• Your tasks
[1] From the distal radius fracture summary, transcribe the passage starting at "Methods: The results" and ending at "and palmar tilt.".
[2] In the distal radius fracture summary, how many fractures were treated by percutaneous pinning?
[3] Using the distal radius fracture summary, decide whether each statement agrees with it. Answer yes or no and quote the deciding words.
(a) Every patient in the study was right-handed.
(b) The functional results were closely tied to the size of the remaining deformities.
(c) Patients with a fractured left hand got back more than their full grip power.

• Supplied passage
Methods: The results of treatment for fractures of the distal end of radius in 25 elderly patients were evaluated retrospectively. The average age of the patients was 70 years and the average follow-up period was 24 months. Twenty-one fractures were treated by percutaneous pinning, two were treated with plates, and two were treated conservatively. All patients were right-handed. The functional results were evaluated according to the sum of demerit points (Saito, 1983), and the following three parameters were used for evaluation of anatomical results: radial tilt, ulnar variance, and palmar tilt.

Results: The latest follow-up functional end results were excellent in 52 % of the fractures and good in 48%. In the final radiographs, the average radial tilt was 20.5 degrees, ulnar variance was 3.7 mm, and palmar tilt was 2.5 degrees. The values of ulnar variance and palmar tilt were often found to be out of the normal range. Most of the patients had a satisfactory outcome, and the functional results were not correlated with the magnitude of residual deformities. Grip power was the most significant factor related to subjective evaluation. Grip power recovered 75.2 % of uninjured side grip power in patients fractured left hands and 103.4 per cent in patients fractured right hands. This difference was significant (p< 0.05).

Conclusions: A good functional outcome of treatment for fractures of the distal end of radius in elderly patients can be expected irrespective of radiographic evidence of minor deformities.

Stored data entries
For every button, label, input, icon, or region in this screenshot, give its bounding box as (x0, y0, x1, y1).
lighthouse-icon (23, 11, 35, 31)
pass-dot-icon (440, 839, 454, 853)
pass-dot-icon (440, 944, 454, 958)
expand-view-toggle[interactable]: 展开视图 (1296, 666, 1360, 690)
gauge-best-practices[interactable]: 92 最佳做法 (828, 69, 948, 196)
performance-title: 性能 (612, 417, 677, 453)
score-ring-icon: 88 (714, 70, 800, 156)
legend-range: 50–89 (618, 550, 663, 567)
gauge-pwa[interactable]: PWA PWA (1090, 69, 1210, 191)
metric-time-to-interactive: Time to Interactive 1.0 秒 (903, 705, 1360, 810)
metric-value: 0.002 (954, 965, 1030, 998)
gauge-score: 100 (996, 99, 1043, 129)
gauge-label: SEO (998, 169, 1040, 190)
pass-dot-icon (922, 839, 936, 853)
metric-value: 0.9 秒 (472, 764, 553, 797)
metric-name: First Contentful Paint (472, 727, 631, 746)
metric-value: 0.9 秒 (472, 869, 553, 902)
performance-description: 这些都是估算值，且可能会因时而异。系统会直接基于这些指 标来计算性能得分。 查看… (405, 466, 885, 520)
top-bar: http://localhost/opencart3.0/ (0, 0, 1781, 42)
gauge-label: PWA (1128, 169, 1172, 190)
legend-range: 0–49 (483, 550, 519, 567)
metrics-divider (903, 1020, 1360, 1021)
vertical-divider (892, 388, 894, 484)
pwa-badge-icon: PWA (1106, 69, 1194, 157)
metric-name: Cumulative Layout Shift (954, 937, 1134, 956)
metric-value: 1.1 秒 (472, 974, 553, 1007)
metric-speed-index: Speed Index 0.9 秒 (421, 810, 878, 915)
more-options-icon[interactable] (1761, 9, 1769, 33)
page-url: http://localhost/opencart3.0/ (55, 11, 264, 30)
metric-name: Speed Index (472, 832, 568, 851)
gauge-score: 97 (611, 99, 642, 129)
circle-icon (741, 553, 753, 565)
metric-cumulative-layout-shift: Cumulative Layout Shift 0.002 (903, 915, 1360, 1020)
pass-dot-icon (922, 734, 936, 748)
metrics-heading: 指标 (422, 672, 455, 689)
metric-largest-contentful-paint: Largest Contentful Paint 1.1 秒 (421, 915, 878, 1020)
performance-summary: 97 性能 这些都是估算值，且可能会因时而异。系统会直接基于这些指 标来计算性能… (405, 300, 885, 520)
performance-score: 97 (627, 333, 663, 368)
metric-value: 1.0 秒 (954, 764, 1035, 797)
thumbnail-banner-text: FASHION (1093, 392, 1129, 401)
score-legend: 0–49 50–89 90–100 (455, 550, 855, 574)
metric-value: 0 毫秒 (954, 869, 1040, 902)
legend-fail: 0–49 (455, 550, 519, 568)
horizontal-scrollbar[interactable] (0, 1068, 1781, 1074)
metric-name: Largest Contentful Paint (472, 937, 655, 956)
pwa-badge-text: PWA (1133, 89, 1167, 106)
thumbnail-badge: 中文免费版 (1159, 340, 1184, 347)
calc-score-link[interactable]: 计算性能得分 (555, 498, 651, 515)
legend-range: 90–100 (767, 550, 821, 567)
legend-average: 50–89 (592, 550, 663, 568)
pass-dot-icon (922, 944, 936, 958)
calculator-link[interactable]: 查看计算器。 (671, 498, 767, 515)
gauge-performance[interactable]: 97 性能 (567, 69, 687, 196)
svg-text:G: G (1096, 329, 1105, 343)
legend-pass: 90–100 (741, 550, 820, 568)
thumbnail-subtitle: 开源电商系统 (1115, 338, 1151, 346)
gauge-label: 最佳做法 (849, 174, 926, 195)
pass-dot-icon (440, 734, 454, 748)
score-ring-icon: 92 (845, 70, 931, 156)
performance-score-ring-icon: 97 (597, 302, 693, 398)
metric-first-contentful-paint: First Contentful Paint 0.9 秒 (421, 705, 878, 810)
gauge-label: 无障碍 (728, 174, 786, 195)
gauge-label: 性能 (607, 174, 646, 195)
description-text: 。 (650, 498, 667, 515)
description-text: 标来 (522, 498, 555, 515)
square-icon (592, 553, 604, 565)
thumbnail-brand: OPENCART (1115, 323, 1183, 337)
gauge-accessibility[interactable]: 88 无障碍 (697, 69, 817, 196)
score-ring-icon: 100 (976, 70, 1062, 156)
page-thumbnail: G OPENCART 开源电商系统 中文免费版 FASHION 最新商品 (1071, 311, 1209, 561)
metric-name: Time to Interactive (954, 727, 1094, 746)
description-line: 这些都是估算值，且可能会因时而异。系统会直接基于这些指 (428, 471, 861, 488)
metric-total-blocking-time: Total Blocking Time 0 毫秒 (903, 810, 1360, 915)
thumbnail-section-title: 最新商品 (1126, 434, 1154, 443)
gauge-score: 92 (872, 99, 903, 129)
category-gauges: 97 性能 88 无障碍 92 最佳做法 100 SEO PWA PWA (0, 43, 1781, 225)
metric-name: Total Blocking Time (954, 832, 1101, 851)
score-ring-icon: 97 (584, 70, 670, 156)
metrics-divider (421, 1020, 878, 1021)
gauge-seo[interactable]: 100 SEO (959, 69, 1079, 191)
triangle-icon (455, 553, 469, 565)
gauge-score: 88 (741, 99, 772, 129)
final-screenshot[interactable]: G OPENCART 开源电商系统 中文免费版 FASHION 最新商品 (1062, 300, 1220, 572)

• Answer section
[1]
Methods: The results of treatment for fractures of the distal end of radius in 25 elderly patients were evaluated retrospectively. The average age of the patients was 70 years and the average follow-up period was 24 months. Twenty-one fractures were treated by percutaneous pinning, two were treated with plates, and two were treated conservatively. All patients were right-handed. The functional results were evaluated according to the sum of demerit points (Saito, 1983), and the following three parameters were used for evaluation of anatomical results: radial tilt, ulnar variance, and palmar tilt.

[2] Twenty-one

[3]
(a) Yes: "All patients were right-handed."
(b) No: "the functional results were not correlated with the magnitude of residual deformities."
(c) No: "Grip power recovered 75.2 % of uninjured side grip power in patients fractured left hands"